[Stated goal]: Can you transcribe every line exactly and leave the pictures behind?

[Dataset excerpts]:

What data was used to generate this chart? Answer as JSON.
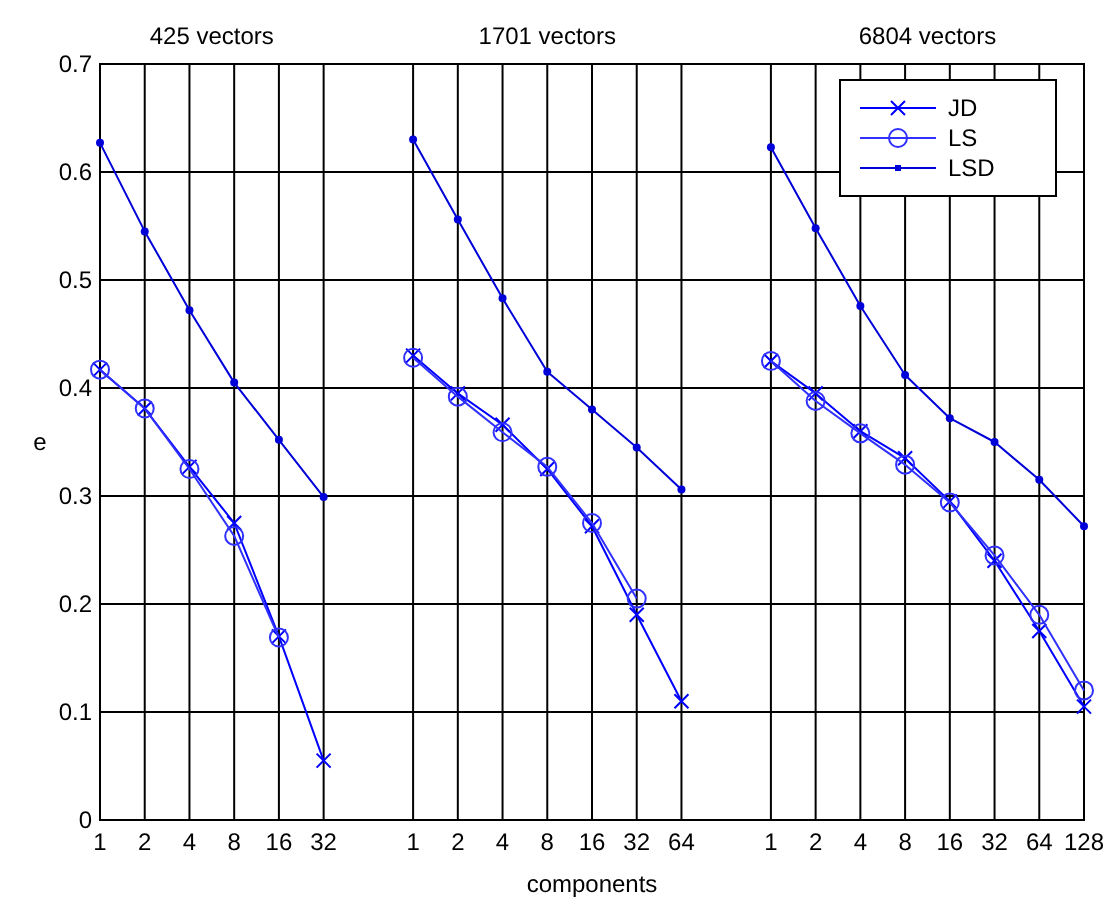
{
  "chart_data": {
    "type": "line",
    "xlabel": "components",
    "ylabel": "e",
    "annotations": [
      "425 vectors",
      "1701 vectors",
      "6804 vectors"
    ],
    "categories": [
      "1",
      "2",
      "4",
      "8",
      "16",
      "32",
      null,
      "1",
      "2",
      "4",
      "8",
      "16",
      "32",
      "64",
      null,
      "1",
      "2",
      "4",
      "8",
      "16",
      "32",
      "64",
      "128"
    ],
    "ylim": [
      0,
      0.7
    ],
    "yticks": [
      0,
      0.1,
      0.2,
      0.3,
      0.4,
      0.5,
      0.6,
      0.7
    ],
    "grid": true,
    "legend": "top right",
    "line_style": "solid",
    "series": [
      {
        "name": "JD",
        "color": "#0000ff",
        "marker": "cross",
        "values": [
          0.417,
          0.381,
          0.327,
          0.275,
          0.17,
          0.055,
          null,
          0.43,
          0.395,
          0.366,
          0.325,
          0.272,
          0.19,
          0.11,
          null,
          0.425,
          0.395,
          0.36,
          0.335,
          0.295,
          0.24,
          0.175,
          0.105
        ]
      },
      {
        "name": "LS",
        "color": "#3030ff",
        "marker": "circle",
        "values": [
          0.417,
          0.381,
          0.325,
          0.263,
          0.169,
          null,
          null,
          0.428,
          0.392,
          0.359,
          0.327,
          0.275,
          0.205,
          null,
          null,
          0.425,
          0.388,
          0.358,
          0.329,
          0.294,
          0.245,
          0.19,
          0.12
        ]
      },
      {
        "name": "LSD",
        "color": "#0000d8",
        "marker": "dot",
        "values": [
          0.627,
          0.545,
          0.472,
          0.405,
          0.352,
          0.299,
          null,
          0.63,
          0.556,
          0.483,
          0.415,
          0.38,
          0.345,
          0.306,
          null,
          0.623,
          0.548,
          0.476,
          0.412,
          0.372,
          0.35,
          0.315,
          0.272
        ]
      }
    ]
  }
}
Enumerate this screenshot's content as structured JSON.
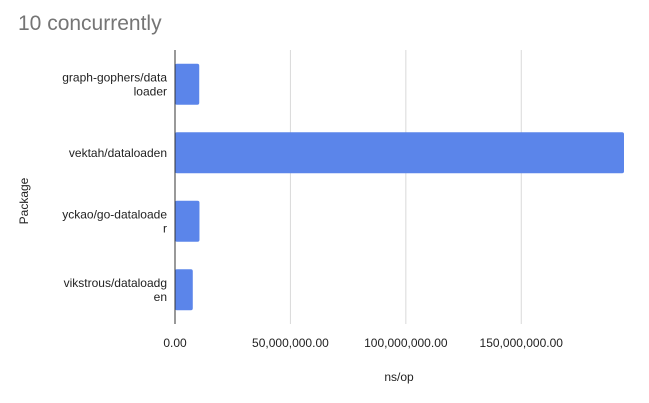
{
  "chart_data": {
    "type": "bar",
    "orientation": "horizontal",
    "title": "10 concurrently",
    "xlabel": "ns/op",
    "ylabel": "Package",
    "categories": [
      [
        "graph-gophers/data",
        "loader"
      ],
      [
        "vektah/dataloaden"
      ],
      [
        "yckao/go-dataloade",
        "r"
      ],
      [
        "vikstrous/dataloadg",
        "en"
      ]
    ],
    "values": [
      10500000,
      194500000,
      10600000,
      7700000
    ],
    "xlim": [
      0,
      194500000
    ],
    "xticks": [
      0,
      50000000,
      100000000,
      150000000
    ],
    "xtick_labels": [
      "0.00",
      "50,000,000.00",
      "100,000,000.00",
      "150,000,000.00"
    ],
    "grid": true,
    "legend": "none",
    "colors": {
      "bar": "#5b85ea",
      "grid": "#d9d9d9",
      "axis": "#333333",
      "title": "#757575"
    }
  }
}
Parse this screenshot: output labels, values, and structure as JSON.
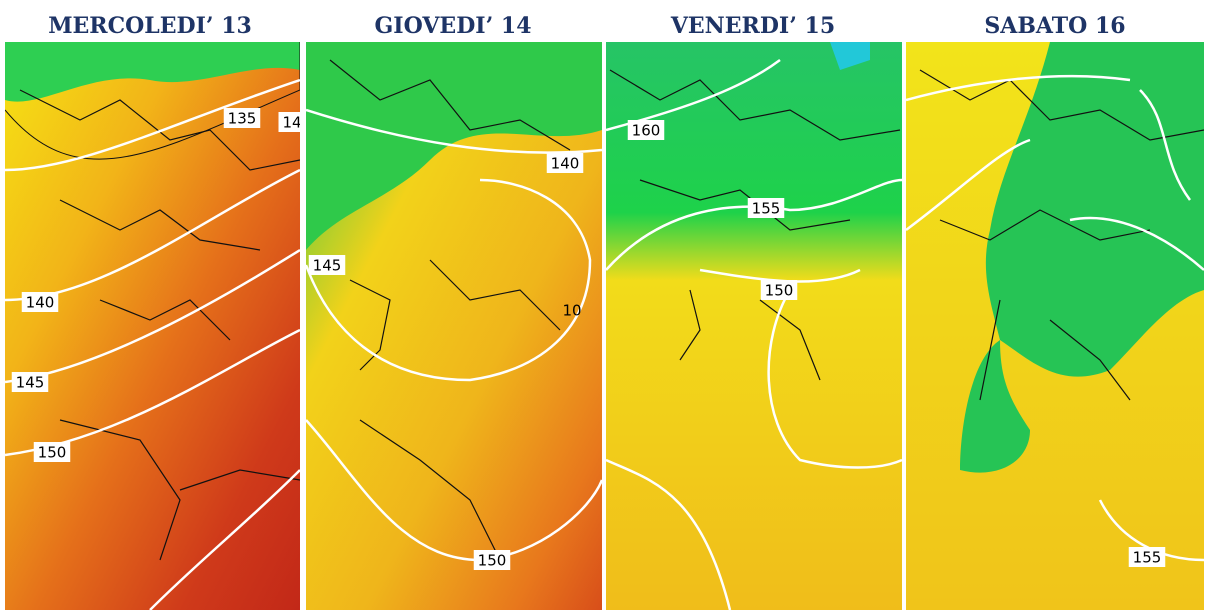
{
  "panels": [
    {
      "title": "MERCOLEDI’ 13",
      "contour_labels": [
        "135",
        "14",
        "140",
        "145",
        "150"
      ]
    },
    {
      "title": "GIOVEDI’ 14",
      "contour_labels": [
        "140",
        "145",
        "150",
        "10"
      ]
    },
    {
      "title": "VENERDI’ 15",
      "contour_labels": [
        "160",
        "155",
        "150"
      ]
    },
    {
      "title": "SABATO 16",
      "contour_labels": [
        "155"
      ]
    }
  ]
}
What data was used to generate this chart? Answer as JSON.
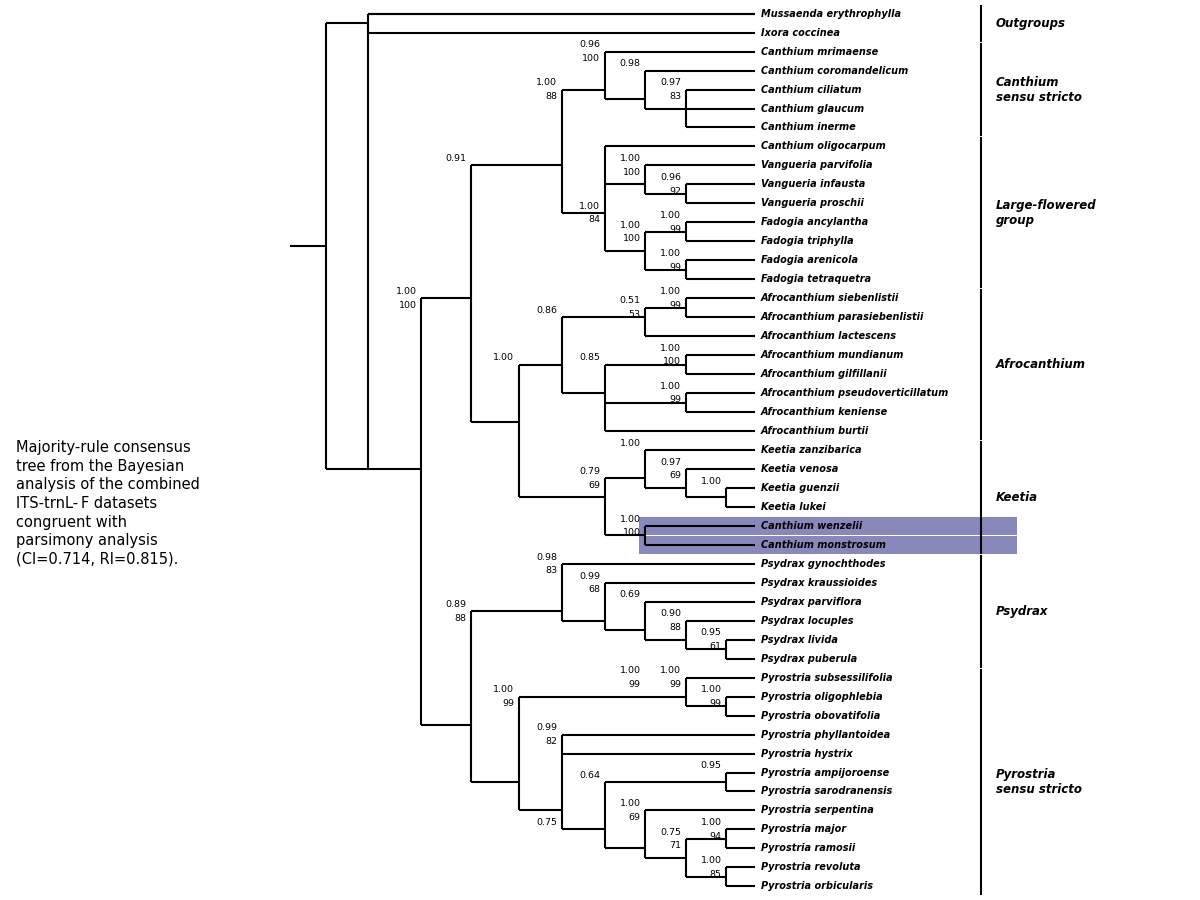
{
  "figure_width": 12.0,
  "figure_height": 9.0,
  "bg_color": "#ffffff",
  "taxa": [
    "Mussaenda erythrophylla",
    "Ixora coccinea",
    "Canthium mrimaense",
    "Canthium coromandelicum",
    "Canthium ciliatum",
    "Canthium glaucum",
    "Canthium inerme",
    "Canthium oligocarpum",
    "Vangueria parvifolia",
    "Vangueria infausta",
    "Vangueria proschii",
    "Fadogia ancylantha",
    "Fadogia triphylla",
    "Fadogia arenicola",
    "Fadogia tetraquetra",
    "Afrocanthium siebenlistii",
    "Afrocanthium parasiebenlistii",
    "Afrocanthium lactescens",
    "Afrocanthium mundianum",
    "Afrocanthium gilfillanii",
    "Afrocanthium pseudoverticillatum",
    "Afrocanthium keniense",
    "Afrocanthium burtii",
    "Keetia zanzibarica",
    "Keetia venosa",
    "Keetia guenzii",
    "Keetia lukei",
    "Canthium wenzelii",
    "Canthium monstrosum",
    "Psydrax gynochthodes",
    "Psydrax kraussioides",
    "Psydrax parviflora",
    "Psydrax locuples",
    "Psydrax livida",
    "Psydrax puberula",
    "Pyrostria subsessilifolia",
    "Pyrostria oligophlebia",
    "Pyrostria obovatifolia",
    "Pyrostria phyllantoidea",
    "Pyrostria hystrix",
    "Pyrostria ampijoroense",
    "Pyrostria sarodranensis",
    "Pyrostria serpentina",
    "Pyrostria major",
    "Pyrostria ramosii",
    "Pyrostria revoluta",
    "Pyrostria orbicularis"
  ],
  "highlighted_taxa": [
    "Canthium wenzelii",
    "Canthium monstrosum"
  ],
  "highlight_color": "#8888bb",
  "caption": "Majority-rule consensus\ntree from the Bayesian\nanalysis of the combined\nITS-trnL-F datasets\ncongruent with\nparsimony analysis\n(CI=0.714, RI=0.815).",
  "group_info": [
    {
      "name": "Outgroups",
      "start": 0,
      "end": 1
    },
    {
      "name": "Canthium\nsensu stricto",
      "start": 2,
      "end": 6
    },
    {
      "name": "Large-flowered\ngroup",
      "start": 7,
      "end": 14
    },
    {
      "name": "Afrocanthium",
      "start": 15,
      "end": 22
    },
    {
      "name": "Keetia",
      "start": 23,
      "end": 28
    },
    {
      "name": "Psydrax",
      "start": 29,
      "end": 34
    },
    {
      "name": "Pyrostria\nsensu stricto",
      "start": 35,
      "end": 46
    }
  ]
}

[Result]:
What data was used to generate this chart? Answer as JSON.
{
  "chart_data": {
    "type": "line",
    "xlabel": "components",
    "ylabel": "e",
    "annotations": [
      "425 vectors",
      "1701 vectors",
      "6804 vectors"
    ],
    "categories": [
      "1",
      "2",
      "4",
      "8",
      "16",
      "32",
      null,
      "1",
      "2",
      "4",
      "8",
      "16",
      "32",
      "64",
      null,
      "1",
      "2",
      "4",
      "8",
      "16",
      "32",
      "64",
      "128"
    ],
    "ylim": [
      0,
      0.7
    ],
    "yticks": [
      0,
      0.1,
      0.2,
      0.3,
      0.4,
      0.5,
      0.6,
      0.7
    ],
    "grid": true,
    "legend": "top right",
    "line_style": "solid",
    "series": [
      {
        "name": "JD",
        "color": "#0000ff",
        "marker": "cross",
        "values": [
          0.417,
          0.381,
          0.327,
          0.275,
          0.17,
          0.055,
          null,
          0.43,
          0.395,
          0.366,
          0.325,
          0.272,
          0.19,
          0.11,
          null,
          0.425,
          0.395,
          0.36,
          0.335,
          0.295,
          0.24,
          0.175,
          0.105
        ]
      },
      {
        "name": "LS",
        "color": "#3030ff",
        "marker": "circle",
        "values": [
          0.417,
          0.381,
          0.325,
          0.263,
          0.169,
          null,
          null,
          0.428,
          0.392,
          0.359,
          0.327,
          0.275,
          0.205,
          null,
          null,
          0.425,
          0.388,
          0.358,
          0.329,
          0.294,
          0.245,
          0.19,
          0.12
        ]
      },
      {
        "name": "LSD",
        "color": "#0000d8",
        "marker": "dot",
        "values": [
          0.627,
          0.545,
          0.472,
          0.405,
          0.352,
          0.299,
          null,
          0.63,
          0.556,
          0.483,
          0.415,
          0.38,
          0.345,
          0.306,
          null,
          0.623,
          0.548,
          0.476,
          0.412,
          0.372,
          0.35,
          0.315,
          0.272
        ]
      }
    ]
  }
}
Enumerate this screenshot's content as structured JSON.
{
  "chart_data": {
    "type": "bar",
    "orientation": "horizontal",
    "title": "10 concurrently",
    "xlabel": "ns/op",
    "ylabel": "Package",
    "categories": [
      [
        "graph-gophers/data",
        "loader"
      ],
      [
        "vektah/dataloaden"
      ],
      [
        "yckao/go-dataloade",
        "r"
      ],
      [
        "vikstrous/dataloadg",
        "en"
      ]
    ],
    "values": [
      10500000,
      194500000,
      10600000,
      7700000
    ],
    "xlim": [
      0,
      194500000
    ],
    "xticks": [
      0,
      50000000,
      100000000,
      150000000
    ],
    "xtick_labels": [
      "0.00",
      "50,000,000.00",
      "100,000,000.00",
      "150,000,000.00"
    ],
    "grid": true,
    "legend": "none",
    "colors": {
      "bar": "#5b85ea",
      "grid": "#d9d9d9",
      "axis": "#333333",
      "title": "#757575"
    }
  }
}
Parse this screenshot: output labels, values, and structure as JSON.
{
  "panels": [
    {
      "title": "MERCOLEDI’ 13",
      "contour_labels": [
        "135",
        "14",
        "140",
        "145",
        "150"
      ]
    },
    {
      "title": "GIOVEDI’ 14",
      "contour_labels": [
        "140",
        "145",
        "150",
        "10"
      ]
    },
    {
      "title": "VENERDI’ 15",
      "contour_labels": [
        "160",
        "155",
        "150"
      ]
    },
    {
      "title": "SABATO 16",
      "contour_labels": [
        "155"
      ]
    }
  ]
}
What data was used to generate this chart? Answer as JSON.
{
  "figure_width": 12.0,
  "figure_height": 9.0,
  "bg_color": "#ffffff",
  "taxa": [
    "Mussaenda erythrophylla",
    "Ixora coccinea",
    "Canthium mrimaense",
    "Canthium coromandelicum",
    "Canthium ciliatum",
    "Canthium glaucum",
    "Canthium inerme",
    "Canthium oligocarpum",
    "Vangueria parvifolia",
    "Vangueria infausta",
    "Vangueria proschii",
    "Fadogia ancylantha",
    "Fadogia triphylla",
    "Fadogia arenicola",
    "Fadogia tetraquetra",
    "Afrocanthium siebenlistii",
    "Afrocanthium parasiebenlistii",
    "Afrocanthium lactescens",
    "Afrocanthium mundianum",
    "Afrocanthium gilfillanii",
    "Afrocanthium pseudoverticillatum",
    "Afrocanthium keniense",
    "Afrocanthium burtii",
    "Keetia zanzibarica",
    "Keetia venosa",
    "Keetia guenzii",
    "Keetia lukei",
    "Canthium wenzelii",
    "Canthium monstrosum",
    "Psydrax gynochthodes",
    "Psydrax kraussioides",
    "Psydrax parviflora",
    "Psydrax locuples",
    "Psydrax livida",
    "Psydrax puberula",
    "Pyrostria subsessilifolia",
    "Pyrostria oligophlebia",
    "Pyrostria obovatifolia",
    "Pyrostria phyllantoidea",
    "Pyrostria hystrix",
    "Pyrostria ampijoroense",
    "Pyrostria sarodranensis",
    "Pyrostria serpentina",
    "Pyrostria major",
    "Pyrostria ramosii",
    "Pyrostria revoluta",
    "Pyrostria orbicularis"
  ],
  "highlighted_taxa": [
    "Canthium wenzelii",
    "Canthium monstrosum"
  ],
  "highlight_color": "#8888bb",
  "caption": "Majority-rule consensus\ntree from the Bayesian\nanalysis of the combined\nITS-trnL-F datasets\ncongruent with\nparsimony analysis\n(CI=0.714, RI=0.815).",
  "group_info": [
    {
      "name": "Outgroups",
      "start": 0,
      "end": 1
    },
    {
      "name": "Canthium\nsensu stricto",
      "start": 2,
      "end": 6
    },
    {
      "name": "Large-flowered\ngroup",
      "start": 7,
      "end": 14
    },
    {
      "name": "Afrocanthium",
      "start": 15,
      "end": 22
    },
    {
      "name": "Keetia",
      "start": 23,
      "end": 28
    },
    {
      "name": "Psydrax",
      "start": 29,
      "end": 34
    },
    {
      "name": "Pyrostria\nsensu stricto",
      "start": 35,
      "end": 46
    }
  ]
}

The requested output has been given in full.